▸ Requirement
Copy out each line of the material in which the word "level" appears.
■ ■ ■ ■ ■
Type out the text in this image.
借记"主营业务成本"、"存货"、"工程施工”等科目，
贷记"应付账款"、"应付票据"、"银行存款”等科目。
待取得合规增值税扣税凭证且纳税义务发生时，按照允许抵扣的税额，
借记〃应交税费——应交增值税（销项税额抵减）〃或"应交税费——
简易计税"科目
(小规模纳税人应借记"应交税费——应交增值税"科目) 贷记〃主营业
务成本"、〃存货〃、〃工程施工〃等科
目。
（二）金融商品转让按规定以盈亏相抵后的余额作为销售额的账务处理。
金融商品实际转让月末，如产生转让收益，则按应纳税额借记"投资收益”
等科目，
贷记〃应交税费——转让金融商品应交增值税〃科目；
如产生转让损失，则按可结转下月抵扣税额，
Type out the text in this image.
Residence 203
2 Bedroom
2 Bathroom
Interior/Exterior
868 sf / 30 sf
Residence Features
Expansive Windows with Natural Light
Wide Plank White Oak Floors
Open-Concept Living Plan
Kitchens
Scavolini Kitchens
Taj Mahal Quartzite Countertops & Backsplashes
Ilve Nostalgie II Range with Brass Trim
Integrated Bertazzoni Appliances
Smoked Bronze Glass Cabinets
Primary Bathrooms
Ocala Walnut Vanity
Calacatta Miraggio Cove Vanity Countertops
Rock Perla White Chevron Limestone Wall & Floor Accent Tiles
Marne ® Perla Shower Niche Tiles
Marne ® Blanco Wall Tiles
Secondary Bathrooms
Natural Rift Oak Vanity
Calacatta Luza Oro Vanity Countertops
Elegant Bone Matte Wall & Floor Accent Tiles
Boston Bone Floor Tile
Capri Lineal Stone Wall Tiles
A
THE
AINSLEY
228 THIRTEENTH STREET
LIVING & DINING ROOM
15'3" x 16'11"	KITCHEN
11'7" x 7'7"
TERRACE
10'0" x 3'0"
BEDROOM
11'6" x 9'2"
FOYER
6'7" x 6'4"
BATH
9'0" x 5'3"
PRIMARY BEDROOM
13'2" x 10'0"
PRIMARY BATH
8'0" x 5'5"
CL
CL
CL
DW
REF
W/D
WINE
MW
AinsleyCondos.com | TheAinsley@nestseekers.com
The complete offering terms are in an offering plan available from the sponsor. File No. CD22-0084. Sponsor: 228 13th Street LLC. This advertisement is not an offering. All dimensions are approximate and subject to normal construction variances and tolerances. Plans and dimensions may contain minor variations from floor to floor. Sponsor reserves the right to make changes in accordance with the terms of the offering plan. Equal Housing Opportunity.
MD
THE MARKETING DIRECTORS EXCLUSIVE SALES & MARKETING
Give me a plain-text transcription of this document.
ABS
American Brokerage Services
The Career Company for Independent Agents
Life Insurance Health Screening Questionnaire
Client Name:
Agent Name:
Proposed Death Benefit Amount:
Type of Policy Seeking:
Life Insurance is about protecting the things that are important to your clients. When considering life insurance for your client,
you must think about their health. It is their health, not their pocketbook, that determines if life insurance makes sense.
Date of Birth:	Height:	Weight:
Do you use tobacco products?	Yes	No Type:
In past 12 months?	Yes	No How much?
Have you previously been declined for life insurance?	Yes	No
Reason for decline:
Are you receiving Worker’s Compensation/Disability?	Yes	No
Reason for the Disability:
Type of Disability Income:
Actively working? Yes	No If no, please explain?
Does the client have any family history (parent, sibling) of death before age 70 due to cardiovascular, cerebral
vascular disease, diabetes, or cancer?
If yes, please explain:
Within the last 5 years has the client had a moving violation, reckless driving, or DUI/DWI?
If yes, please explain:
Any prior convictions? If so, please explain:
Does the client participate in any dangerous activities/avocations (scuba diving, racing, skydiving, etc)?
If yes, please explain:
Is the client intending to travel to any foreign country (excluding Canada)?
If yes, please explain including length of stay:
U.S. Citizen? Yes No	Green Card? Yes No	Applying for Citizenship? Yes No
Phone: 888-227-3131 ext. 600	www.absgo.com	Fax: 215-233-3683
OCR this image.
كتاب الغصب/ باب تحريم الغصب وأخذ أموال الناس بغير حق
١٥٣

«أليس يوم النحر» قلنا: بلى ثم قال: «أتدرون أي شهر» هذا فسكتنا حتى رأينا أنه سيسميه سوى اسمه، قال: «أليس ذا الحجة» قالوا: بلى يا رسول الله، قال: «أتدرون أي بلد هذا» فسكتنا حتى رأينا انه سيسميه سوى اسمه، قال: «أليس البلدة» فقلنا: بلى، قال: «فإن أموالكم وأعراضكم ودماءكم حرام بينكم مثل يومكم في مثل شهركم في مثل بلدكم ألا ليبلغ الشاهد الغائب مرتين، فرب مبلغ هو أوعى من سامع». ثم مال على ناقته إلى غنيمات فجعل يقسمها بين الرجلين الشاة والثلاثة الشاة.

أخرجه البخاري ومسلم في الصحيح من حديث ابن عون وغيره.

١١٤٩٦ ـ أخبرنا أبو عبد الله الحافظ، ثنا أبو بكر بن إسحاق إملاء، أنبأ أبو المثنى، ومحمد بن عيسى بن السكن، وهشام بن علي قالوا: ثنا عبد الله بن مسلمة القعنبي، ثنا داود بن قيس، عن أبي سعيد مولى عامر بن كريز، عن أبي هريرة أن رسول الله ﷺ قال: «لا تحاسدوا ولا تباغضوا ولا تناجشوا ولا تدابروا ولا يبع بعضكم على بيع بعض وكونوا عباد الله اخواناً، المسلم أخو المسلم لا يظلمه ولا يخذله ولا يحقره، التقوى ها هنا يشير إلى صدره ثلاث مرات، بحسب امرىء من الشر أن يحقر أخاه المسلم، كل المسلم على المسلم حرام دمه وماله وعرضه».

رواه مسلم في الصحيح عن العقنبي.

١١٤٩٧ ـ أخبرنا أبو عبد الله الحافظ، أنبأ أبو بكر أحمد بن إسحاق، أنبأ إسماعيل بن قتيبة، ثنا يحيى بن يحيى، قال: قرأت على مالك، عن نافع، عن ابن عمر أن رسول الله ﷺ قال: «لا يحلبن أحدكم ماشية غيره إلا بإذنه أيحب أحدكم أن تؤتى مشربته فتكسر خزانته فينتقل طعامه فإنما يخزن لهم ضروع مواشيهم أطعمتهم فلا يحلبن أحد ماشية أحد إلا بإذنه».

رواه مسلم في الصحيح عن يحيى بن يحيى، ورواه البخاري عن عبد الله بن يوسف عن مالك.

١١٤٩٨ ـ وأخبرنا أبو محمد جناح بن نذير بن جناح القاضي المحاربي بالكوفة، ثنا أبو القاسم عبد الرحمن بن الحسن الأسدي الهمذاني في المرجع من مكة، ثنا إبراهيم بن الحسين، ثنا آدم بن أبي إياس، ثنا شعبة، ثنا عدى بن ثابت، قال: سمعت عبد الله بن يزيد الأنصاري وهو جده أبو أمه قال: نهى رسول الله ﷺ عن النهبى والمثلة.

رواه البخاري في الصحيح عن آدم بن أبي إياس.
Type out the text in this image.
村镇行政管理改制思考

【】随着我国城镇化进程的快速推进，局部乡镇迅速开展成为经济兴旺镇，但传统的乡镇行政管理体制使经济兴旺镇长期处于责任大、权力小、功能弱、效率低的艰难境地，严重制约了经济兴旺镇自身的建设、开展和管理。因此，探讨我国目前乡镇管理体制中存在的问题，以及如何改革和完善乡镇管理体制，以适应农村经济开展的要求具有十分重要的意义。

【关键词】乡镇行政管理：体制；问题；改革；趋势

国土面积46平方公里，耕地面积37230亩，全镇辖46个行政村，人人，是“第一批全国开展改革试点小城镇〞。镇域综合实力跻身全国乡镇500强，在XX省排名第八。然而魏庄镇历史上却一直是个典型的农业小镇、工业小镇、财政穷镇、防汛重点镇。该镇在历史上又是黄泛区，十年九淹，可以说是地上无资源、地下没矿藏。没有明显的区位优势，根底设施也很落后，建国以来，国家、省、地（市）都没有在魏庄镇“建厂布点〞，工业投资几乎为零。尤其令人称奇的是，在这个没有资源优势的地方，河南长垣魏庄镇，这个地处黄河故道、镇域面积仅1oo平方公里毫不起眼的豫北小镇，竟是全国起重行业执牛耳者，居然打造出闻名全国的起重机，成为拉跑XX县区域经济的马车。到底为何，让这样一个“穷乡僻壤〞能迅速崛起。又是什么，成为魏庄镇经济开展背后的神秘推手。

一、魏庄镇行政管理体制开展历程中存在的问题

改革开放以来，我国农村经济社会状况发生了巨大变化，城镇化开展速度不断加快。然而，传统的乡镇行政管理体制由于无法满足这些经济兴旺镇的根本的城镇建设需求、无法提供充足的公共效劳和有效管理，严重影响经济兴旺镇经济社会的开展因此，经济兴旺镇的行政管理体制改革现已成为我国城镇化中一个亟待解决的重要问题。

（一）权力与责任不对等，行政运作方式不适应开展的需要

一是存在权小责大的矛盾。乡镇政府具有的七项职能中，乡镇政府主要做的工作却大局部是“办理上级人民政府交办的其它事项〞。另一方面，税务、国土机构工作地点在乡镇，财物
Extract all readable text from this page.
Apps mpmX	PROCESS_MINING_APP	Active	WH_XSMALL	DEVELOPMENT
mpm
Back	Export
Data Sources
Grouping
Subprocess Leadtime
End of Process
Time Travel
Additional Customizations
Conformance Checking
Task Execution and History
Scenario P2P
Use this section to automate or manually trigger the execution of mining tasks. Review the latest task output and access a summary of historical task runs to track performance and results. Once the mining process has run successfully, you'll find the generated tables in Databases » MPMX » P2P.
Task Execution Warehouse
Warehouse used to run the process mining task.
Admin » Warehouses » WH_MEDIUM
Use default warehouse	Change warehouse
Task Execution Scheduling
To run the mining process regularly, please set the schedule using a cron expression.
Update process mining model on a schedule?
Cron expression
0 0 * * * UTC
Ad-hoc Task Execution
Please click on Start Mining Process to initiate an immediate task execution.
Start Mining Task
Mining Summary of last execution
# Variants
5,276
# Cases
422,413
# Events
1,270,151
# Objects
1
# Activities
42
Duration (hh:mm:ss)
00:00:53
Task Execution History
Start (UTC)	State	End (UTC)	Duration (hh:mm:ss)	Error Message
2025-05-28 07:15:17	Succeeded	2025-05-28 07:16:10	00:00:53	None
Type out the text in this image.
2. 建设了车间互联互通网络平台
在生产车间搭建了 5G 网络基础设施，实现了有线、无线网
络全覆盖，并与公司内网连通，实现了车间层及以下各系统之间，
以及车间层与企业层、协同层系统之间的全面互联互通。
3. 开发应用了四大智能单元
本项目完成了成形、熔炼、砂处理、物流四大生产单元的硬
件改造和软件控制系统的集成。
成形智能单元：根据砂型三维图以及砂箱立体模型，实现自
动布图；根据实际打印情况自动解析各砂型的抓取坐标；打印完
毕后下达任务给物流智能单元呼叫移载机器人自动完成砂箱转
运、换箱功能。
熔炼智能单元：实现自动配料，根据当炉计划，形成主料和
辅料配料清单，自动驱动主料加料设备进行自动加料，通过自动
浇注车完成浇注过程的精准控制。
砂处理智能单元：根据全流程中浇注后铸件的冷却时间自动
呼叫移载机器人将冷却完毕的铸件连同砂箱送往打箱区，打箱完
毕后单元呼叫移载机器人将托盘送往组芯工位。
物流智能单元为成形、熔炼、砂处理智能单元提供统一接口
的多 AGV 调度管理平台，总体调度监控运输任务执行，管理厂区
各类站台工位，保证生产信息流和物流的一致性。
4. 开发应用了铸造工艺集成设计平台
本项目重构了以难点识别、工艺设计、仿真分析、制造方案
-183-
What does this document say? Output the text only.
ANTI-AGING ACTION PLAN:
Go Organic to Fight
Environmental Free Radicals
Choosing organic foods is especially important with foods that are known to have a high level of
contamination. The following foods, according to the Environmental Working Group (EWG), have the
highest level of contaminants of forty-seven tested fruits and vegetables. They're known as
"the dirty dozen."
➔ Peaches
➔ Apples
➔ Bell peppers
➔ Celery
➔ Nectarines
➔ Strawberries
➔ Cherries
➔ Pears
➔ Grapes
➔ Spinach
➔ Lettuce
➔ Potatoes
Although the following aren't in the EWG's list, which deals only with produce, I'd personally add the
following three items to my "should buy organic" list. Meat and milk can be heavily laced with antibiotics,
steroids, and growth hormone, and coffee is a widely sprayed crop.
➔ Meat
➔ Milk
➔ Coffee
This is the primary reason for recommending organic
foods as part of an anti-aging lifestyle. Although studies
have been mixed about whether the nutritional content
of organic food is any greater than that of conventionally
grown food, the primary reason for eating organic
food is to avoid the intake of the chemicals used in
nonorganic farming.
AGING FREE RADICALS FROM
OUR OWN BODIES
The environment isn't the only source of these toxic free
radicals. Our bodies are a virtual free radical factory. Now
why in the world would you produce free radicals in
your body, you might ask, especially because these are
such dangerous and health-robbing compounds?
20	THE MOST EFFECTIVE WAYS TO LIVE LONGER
■ ■ ■ ■ ■
▸ Task solution
Choosing organic foods is especially important with foods that are known to have a high level of
highest level of contaminants of forty-seven tested fruits and vegetables. They're known as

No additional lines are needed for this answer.